> [Extracted information]:

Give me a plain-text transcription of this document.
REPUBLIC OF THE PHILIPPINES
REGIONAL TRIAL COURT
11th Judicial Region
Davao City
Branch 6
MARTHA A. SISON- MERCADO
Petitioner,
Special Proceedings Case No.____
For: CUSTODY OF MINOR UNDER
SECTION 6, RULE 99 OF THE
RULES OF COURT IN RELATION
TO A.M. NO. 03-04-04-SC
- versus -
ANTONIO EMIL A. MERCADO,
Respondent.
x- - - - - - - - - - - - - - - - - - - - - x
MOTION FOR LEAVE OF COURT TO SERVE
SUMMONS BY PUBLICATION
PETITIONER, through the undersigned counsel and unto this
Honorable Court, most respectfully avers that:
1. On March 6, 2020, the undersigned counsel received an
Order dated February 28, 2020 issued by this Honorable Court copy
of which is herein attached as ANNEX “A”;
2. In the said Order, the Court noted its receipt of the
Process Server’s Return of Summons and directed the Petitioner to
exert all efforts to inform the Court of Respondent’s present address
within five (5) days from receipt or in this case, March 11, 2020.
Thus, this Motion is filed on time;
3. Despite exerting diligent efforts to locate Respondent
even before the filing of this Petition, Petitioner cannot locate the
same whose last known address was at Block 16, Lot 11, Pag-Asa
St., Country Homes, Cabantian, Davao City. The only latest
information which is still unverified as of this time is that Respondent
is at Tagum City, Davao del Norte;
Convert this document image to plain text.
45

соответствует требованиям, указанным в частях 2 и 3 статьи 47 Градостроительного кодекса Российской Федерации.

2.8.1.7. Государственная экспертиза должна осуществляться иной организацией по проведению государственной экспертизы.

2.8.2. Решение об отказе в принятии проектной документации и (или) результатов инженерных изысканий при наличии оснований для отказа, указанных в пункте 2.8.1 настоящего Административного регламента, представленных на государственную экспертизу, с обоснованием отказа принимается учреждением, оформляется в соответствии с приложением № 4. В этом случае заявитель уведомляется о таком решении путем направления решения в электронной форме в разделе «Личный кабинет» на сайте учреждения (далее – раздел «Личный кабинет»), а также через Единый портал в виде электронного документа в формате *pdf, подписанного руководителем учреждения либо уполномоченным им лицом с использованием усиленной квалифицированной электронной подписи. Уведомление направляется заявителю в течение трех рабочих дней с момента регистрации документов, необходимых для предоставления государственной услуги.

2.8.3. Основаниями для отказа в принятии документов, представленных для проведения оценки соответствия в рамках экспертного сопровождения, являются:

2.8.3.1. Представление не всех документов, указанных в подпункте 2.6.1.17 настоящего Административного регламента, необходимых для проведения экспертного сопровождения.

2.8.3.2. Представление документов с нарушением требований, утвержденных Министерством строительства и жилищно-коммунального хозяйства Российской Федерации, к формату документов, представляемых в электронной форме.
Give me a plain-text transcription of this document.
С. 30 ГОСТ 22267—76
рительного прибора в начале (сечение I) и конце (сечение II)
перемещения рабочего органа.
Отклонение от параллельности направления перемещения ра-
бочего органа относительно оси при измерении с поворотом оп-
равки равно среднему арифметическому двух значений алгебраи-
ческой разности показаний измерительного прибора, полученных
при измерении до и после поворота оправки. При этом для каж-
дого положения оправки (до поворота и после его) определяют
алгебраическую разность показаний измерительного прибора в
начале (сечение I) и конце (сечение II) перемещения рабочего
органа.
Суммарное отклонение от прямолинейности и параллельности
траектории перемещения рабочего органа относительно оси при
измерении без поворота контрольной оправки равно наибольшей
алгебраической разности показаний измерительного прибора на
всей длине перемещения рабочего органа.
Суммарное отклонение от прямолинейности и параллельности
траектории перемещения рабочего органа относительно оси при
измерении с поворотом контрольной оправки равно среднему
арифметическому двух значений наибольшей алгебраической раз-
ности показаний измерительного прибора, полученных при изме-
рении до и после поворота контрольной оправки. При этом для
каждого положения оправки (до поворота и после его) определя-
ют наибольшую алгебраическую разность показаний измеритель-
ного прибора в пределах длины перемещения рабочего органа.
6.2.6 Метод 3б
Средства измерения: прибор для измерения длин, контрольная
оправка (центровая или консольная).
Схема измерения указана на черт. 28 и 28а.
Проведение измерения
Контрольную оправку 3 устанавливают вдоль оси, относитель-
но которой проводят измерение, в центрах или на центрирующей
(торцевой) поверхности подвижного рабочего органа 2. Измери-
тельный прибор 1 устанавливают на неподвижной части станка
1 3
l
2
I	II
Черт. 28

> [Given instruction]:
Only a number is wanted: how many lines above include "прибора"?

> [Exercise response]:
6